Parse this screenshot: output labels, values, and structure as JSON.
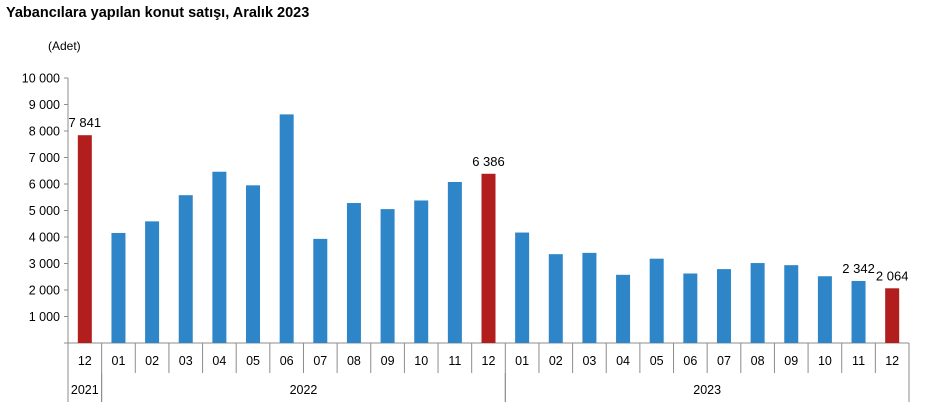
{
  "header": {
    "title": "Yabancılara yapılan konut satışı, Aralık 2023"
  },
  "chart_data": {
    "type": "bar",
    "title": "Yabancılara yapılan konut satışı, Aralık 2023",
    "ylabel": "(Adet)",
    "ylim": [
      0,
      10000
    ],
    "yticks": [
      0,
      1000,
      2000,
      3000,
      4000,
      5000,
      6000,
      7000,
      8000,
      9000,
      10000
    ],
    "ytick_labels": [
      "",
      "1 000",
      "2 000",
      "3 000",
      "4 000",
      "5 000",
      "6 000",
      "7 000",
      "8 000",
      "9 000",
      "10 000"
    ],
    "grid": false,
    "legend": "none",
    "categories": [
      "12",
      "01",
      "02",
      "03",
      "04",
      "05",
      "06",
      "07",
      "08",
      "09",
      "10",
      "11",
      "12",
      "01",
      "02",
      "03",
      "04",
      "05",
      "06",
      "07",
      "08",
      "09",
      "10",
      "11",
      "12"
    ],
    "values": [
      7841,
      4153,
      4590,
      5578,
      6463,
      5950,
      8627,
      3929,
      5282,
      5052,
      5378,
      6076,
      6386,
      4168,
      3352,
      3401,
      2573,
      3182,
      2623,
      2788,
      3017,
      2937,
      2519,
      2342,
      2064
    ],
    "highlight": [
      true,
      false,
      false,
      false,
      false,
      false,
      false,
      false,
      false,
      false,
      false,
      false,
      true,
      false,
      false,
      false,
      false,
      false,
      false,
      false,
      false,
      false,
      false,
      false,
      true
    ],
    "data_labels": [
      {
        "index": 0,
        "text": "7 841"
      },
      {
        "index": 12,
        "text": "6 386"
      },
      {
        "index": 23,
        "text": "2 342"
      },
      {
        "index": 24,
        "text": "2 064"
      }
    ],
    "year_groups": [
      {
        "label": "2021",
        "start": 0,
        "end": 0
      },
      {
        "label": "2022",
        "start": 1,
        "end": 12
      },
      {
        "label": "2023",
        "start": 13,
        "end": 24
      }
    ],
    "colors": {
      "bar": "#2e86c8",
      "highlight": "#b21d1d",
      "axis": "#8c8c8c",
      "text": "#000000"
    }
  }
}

• _What the task requires_
Where a line in the entries holds "text", copy that line.

• _Result below_
        "text": "7 841"
        "text": "6 386"
        "text": "2 342"
        "text": "2 064"
      "text": "#000000"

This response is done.